Required task
Give every line of the material again, exactly as written.

Information provided
◆ ◆ ◆ ◆ ◆
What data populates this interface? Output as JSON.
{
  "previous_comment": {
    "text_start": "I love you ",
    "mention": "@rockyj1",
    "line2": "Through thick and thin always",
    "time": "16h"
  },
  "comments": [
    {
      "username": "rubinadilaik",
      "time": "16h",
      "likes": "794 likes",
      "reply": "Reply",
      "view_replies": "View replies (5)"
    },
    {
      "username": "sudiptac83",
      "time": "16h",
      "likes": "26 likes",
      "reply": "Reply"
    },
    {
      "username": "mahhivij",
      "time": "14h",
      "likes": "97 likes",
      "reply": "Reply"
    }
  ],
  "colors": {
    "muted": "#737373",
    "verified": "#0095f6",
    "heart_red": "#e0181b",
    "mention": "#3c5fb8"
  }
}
◆ ◆ ◆ ◆ ◆
The result
What data populates this interface? Output as JSON.
{
  "previous_comment": {
    "text_start": "I love you ",
    "mention": "@rockyj1",
    "line2": "Through thick and thin always",
    "time": "16h"
  },
  "comments": [
    {
      "username": "rubinadilaik",
      "time": "16h",
      "likes": "794 likes",
      "reply": "Reply",
      "view_replies": "View replies (5)"
    },
    {
      "username": "sudiptac83",
      "time": "16h",
      "likes": "26 likes",
      "reply": "Reply"
    },
    {
      "username": "mahhivij",
      "time": "14h",
      "likes": "97 likes",
      "reply": "Reply"
    }
  ],
  "colors": {
    "muted": "#737373",
    "verified": "#0095f6",
    "heart_red": "#e0181b",
    "mention": "#3c5fb8"
  }
}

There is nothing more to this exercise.